--- START RECORDS TO USE ---

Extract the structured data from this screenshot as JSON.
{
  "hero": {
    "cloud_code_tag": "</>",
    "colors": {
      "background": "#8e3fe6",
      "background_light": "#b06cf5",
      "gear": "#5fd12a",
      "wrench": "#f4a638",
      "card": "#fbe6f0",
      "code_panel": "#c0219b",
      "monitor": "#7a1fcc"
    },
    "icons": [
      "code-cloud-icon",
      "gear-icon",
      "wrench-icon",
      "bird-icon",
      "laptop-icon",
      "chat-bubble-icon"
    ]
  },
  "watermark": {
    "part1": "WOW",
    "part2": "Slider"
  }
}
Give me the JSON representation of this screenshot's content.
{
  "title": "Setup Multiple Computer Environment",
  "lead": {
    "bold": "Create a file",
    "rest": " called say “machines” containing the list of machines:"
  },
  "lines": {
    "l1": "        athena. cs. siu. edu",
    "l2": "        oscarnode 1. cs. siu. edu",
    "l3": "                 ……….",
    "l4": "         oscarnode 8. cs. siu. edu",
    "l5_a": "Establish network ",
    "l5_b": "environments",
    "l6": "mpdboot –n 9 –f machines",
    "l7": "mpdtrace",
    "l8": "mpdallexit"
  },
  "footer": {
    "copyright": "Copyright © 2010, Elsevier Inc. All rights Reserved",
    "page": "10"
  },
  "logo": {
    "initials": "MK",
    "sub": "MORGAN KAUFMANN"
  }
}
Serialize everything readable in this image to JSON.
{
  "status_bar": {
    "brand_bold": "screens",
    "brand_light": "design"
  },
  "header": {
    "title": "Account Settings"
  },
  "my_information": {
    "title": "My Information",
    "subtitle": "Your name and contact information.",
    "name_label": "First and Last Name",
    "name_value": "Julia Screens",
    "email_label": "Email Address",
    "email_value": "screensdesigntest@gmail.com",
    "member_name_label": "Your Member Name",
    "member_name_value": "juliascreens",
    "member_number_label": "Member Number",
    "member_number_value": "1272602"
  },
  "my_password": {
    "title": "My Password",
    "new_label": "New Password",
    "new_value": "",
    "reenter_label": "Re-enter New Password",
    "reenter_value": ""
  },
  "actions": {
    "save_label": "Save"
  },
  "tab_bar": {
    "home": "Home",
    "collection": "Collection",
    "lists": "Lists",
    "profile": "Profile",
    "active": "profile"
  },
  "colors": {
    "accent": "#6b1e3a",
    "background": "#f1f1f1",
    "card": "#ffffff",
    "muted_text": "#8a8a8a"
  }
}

--- END RECORDS TO USE ---

### PROMPT:
Copy out each record from above, exactly.

### WRITTEN ANSWER:
Extract the structured data from this screenshot as JSON.
{
  "hero": {
    "cloud_code_tag": "</>",
    "colors": {
      "background": "#8e3fe6",
      "background_light": "#b06cf5",
      "gear": "#5fd12a",
      "wrench": "#f4a638",
      "card": "#fbe6f0",
      "code_panel": "#c0219b",
      "monitor": "#7a1fcc"
    },
    "icons": [
      "code-cloud-icon",
      "gear-icon",
      "wrench-icon",
      "bird-icon",
      "laptop-icon",
      "chat-bubble-icon"
    ]
  },
  "watermark": {
    "part1": "WOW",
    "part2": "Slider"
  }
}
Give me the JSON representation of this screenshot's content.
{
  "title": "Setup Multiple Computer Environment",
  "lead": {
    "bold": "Create a file",
    "rest": " called say “machines” containing the list of machines:"
  },
  "lines": {
    "l1": "        athena. cs. siu. edu",
    "l2": "        oscarnode 1. cs. siu. edu",
    "l3": "                 ……….",
    "l4": "         oscarnode 8. cs. siu. edu",
    "l5_a": "Establish network ",
    "l5_b": "environments",
    "l6": "mpdboot –n 9 –f machines",
    "l7": "mpdtrace",
    "l8": "mpdallexit"
  },
  "footer": {
    "copyright": "Copyright © 2010, Elsevier Inc. All rights Reserved",
    "page": "10"
  },
  "logo": {
    "initials": "MK",
    "sub": "MORGAN KAUFMANN"
  }
}
Serialize everything readable in this image to JSON.
{
  "status_bar": {
    "brand_bold": "screens",
    "brand_light": "design"
  },
  "header": {
    "title": "Account Settings"
  },
  "my_information": {
    "title": "My Information",
    "subtitle": "Your name and contact information.",
    "name_label": "First and Last Name",
    "name_value": "Julia Screens",
    "email_label": "Email Address",
    "email_value": "screensdesigntest@gmail.com",
    "member_name_label": "Your Member Name",
    "member_name_value": "juliascreens",
    "member_number_label": "Member Number",
    "member_number_value": "1272602"
  },
  "my_password": {
    "title": "My Password",
    "new_label": "New Password",
    "new_value": "",
    "reenter_label": "Re-enter New Password",
    "reenter_value": ""
  },
  "actions": {
    "save_label": "Save"
  },
  "tab_bar": {
    "home": "Home",
    "collection": "Collection",
    "lists": "Lists",
    "profile": "Profile",
    "active": "profile"
  },
  "colors": {
    "accent": "#6b1e3a",
    "background": "#f1f1f1",
    "card": "#ffffff",
    "muted_text": "#8a8a8a"
  }
}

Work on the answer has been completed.